Problem requirements: Without the pictures, return all of the material exactly as written.

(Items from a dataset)
▽

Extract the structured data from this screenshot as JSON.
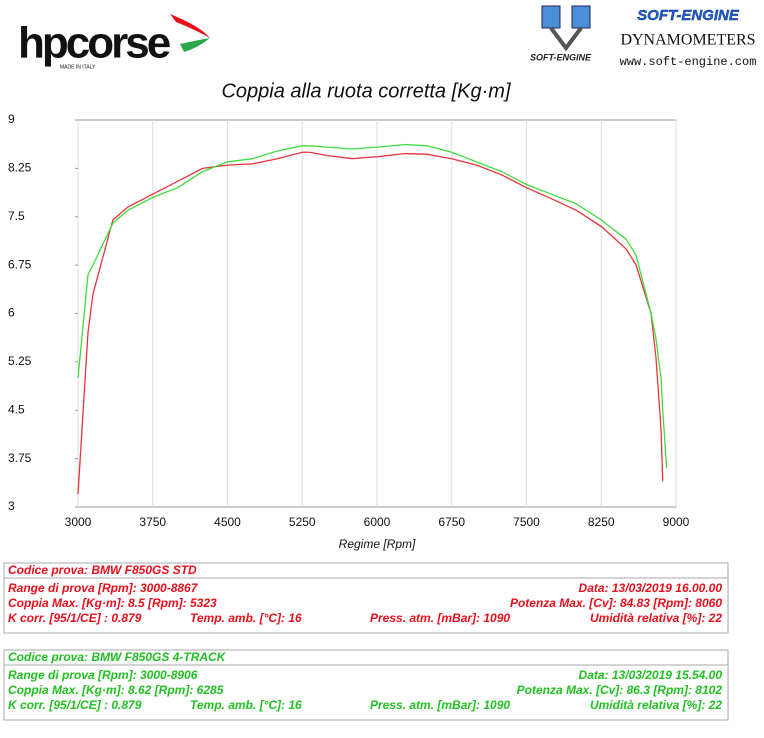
{
  "header": {
    "brand": "hpcorse",
    "brand_tagline": "MADE IN ITALY",
    "lab_logo": "SOFT-ENGINE",
    "lab_name": "SOFT-ENGINE",
    "lab_type": "DYNAMOMETERS",
    "lab_site": "www.soft-engine.com"
  },
  "chart_data": {
    "type": "line",
    "title": "Coppia alla ruota corretta [Kg·m]",
    "x_label": "Regime [Rpm]",
    "x": [
      3000,
      3100,
      3150,
      3350,
      3500,
      3750,
      4000,
      4250,
      4500,
      4750,
      5000,
      5250,
      5323,
      5500,
      5750,
      6000,
      6285,
      6500,
      6750,
      7000,
      7250,
      7500,
      7750,
      8000,
      8250,
      8500,
      8600,
      8750,
      8800,
      8850,
      8867,
      8906
    ],
    "series": [
      {
        "name": "BMW F850GS STD",
        "color": "#e8333c",
        "values": [
          3.2,
          5.7,
          6.3,
          7.45,
          7.65,
          7.85,
          8.05,
          8.25,
          8.3,
          8.32,
          8.4,
          8.5,
          8.5,
          8.45,
          8.4,
          8.43,
          8.48,
          8.47,
          8.4,
          8.3,
          8.15,
          7.95,
          7.78,
          7.6,
          7.35,
          7.0,
          6.75,
          6.0,
          5.3,
          4.2,
          3.4,
          null
        ]
      },
      {
        "name": "BMW F850GS 4-TRACK",
        "color": "#3fdc3f",
        "values": [
          5.0,
          6.6,
          6.75,
          7.4,
          7.6,
          7.8,
          7.95,
          8.2,
          8.35,
          8.4,
          8.52,
          8.6,
          8.6,
          8.58,
          8.55,
          8.58,
          8.62,
          8.6,
          8.5,
          8.35,
          8.2,
          8.0,
          7.85,
          7.7,
          7.45,
          7.15,
          6.9,
          6.0,
          5.6,
          5.0,
          4.5,
          3.6
        ]
      }
    ],
    "xlim": [
      3000,
      9000
    ],
    "xticks": [
      3000,
      3750,
      4500,
      5250,
      6000,
      6750,
      7500,
      8250,
      9000
    ],
    "ylim": [
      3,
      9
    ],
    "yticks": [
      3,
      3.75,
      4.5,
      5.25,
      6,
      6.75,
      7.5,
      8.25,
      9
    ],
    "xgrid": true
  },
  "tests": [
    {
      "color": "#e8101c",
      "rows": [
        [
          "Codice prova: BMW F850GS STD"
        ],
        [
          "Range di prova [Rpm]: 3000-8867",
          "Data: 13/03/2019   16.00.00"
        ],
        [
          "Coppia Max. [Kg·m]: 8.5  [Rpm]: 5323",
          "Potenza Max. [Cv]: 84.83  [Rpm]: 8060"
        ],
        [
          "K corr. [95/1/CE] : 0.879",
          "Temp. amb. [°C]: 16",
          "Press. atm. [mBar]: 1090",
          "Umidità relativa [%]: 22"
        ]
      ]
    },
    {
      "color": "#22c022",
      "rows": [
        [
          "Codice prova: BMW F850GS 4-TRACK"
        ],
        [
          "Range di prova [Rpm]: 3000-8906",
          "Data: 13/03/2019   15.54.00"
        ],
        [
          "Coppia Max. [Kg·m]: 8.62  [Rpm]: 6285",
          "Potenza Max. [Cv]: 86.3  [Rpm]: 8102"
        ],
        [
          "K corr. [95/1/CE] : 0.879",
          "Temp. amb. [°C]: 16",
          "Press. atm. [mBar]: 1090",
          "Umidità relativa [%]: 22"
        ]
      ]
    }
  ]
}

△

Expected answer:
Extract the structured data from this screenshot as JSON.
{
  "header": {
    "brand": "hpcorse",
    "brand_tagline": "MADE IN ITALY",
    "lab_logo": "SOFT-ENGINE",
    "lab_name": "SOFT-ENGINE",
    "lab_type": "DYNAMOMETERS",
    "lab_site": "www.soft-engine.com"
  },
  "chart_data": {
    "type": "line",
    "title": "Coppia alla ruota corretta [Kg·m]",
    "x_label": "Regime [Rpm]",
    "x": [
      3000,
      3100,
      3150,
      3350,
      3500,
      3750,
      4000,
      4250,
      4500,
      4750,
      5000,
      5250,
      5323,
      5500,
      5750,
      6000,
      6285,
      6500,
      6750,
      7000,
      7250,
      7500,
      7750,
      8000,
      8250,
      8500,
      8600,
      8750,
      8800,
      8850,
      8867,
      8906
    ],
    "series": [
      {
        "name": "BMW F850GS STD",
        "color": "#e8333c",
        "values": [
          3.2,
          5.7,
          6.3,
          7.45,
          7.65,
          7.85,
          8.05,
          8.25,
          8.3,
          8.32,
          8.4,
          8.5,
          8.5,
          8.45,
          8.4,
          8.43,
          8.48,
          8.47,
          8.4,
          8.3,
          8.15,
          7.95,
          7.78,
          7.6,
          7.35,
          7.0,
          6.75,
          6.0,
          5.3,
          4.2,
          3.4,
          null
        ]
      },
      {
        "name": "BMW F850GS 4-TRACK",
        "color": "#3fdc3f",
        "values": [
          5.0,
          6.6,
          6.75,
          7.4,
          7.6,
          7.8,
          7.95,
          8.2,
          8.35,
          8.4,
          8.52,
          8.6,
          8.6,
          8.58,
          8.55,
          8.58,
          8.62,
          8.6,
          8.5,
          8.35,
          8.2,
          8.0,
          7.85,
          7.7,
          7.45,
          7.15,
          6.9,
          6.0,
          5.6,
          5.0,
          4.5,
          3.6
        ]
      }
    ],
    "xlim": [
      3000,
      9000
    ],
    "xticks": [
      3000,
      3750,
      4500,
      5250,
      6000,
      6750,
      7500,
      8250,
      9000
    ],
    "ylim": [
      3,
      9
    ],
    "yticks": [
      3,
      3.75,
      4.5,
      5.25,
      6,
      6.75,
      7.5,
      8.25,
      9
    ],
    "xgrid": true
  },
  "tests": [
    {
      "color": "#e8101c",
      "rows": [
        [
          "Codice prova: BMW F850GS STD"
        ],
        [
          "Range di prova [Rpm]: 3000-8867",
          "Data: 13/03/2019   16.00.00"
        ],
        [
          "Coppia Max. [Kg·m]: 8.5  [Rpm]: 5323",
          "Potenza Max. [Cv]: 84.83  [Rpm]: 8060"
        ],
        [
          "K corr. [95/1/CE] : 0.879",
          "Temp. amb. [°C]: 16",
          "Press. atm. [mBar]: 1090",
          "Umidità relativa [%]: 22"
        ]
      ]
    },
    {
      "color": "#22c022",
      "rows": [
        [
          "Codice prova: BMW F850GS 4-TRACK"
        ],
        [
          "Range di prova [Rpm]: 3000-8906",
          "Data: 13/03/2019   15.54.00"
        ],
        [
          "Coppia Max. [Kg·m]: 8.62  [Rpm]: 6285",
          "Potenza Max. [Cv]: 86.3  [Rpm]: 8102"
        ],
        [
          "K corr. [95/1/CE] : 0.879",
          "Temp. amb. [°C]: 16",
          "Press. atm. [mBar]: 1090",
          "Umidità relativa [%]: 22"
        ]
      ]
    }
  ]
}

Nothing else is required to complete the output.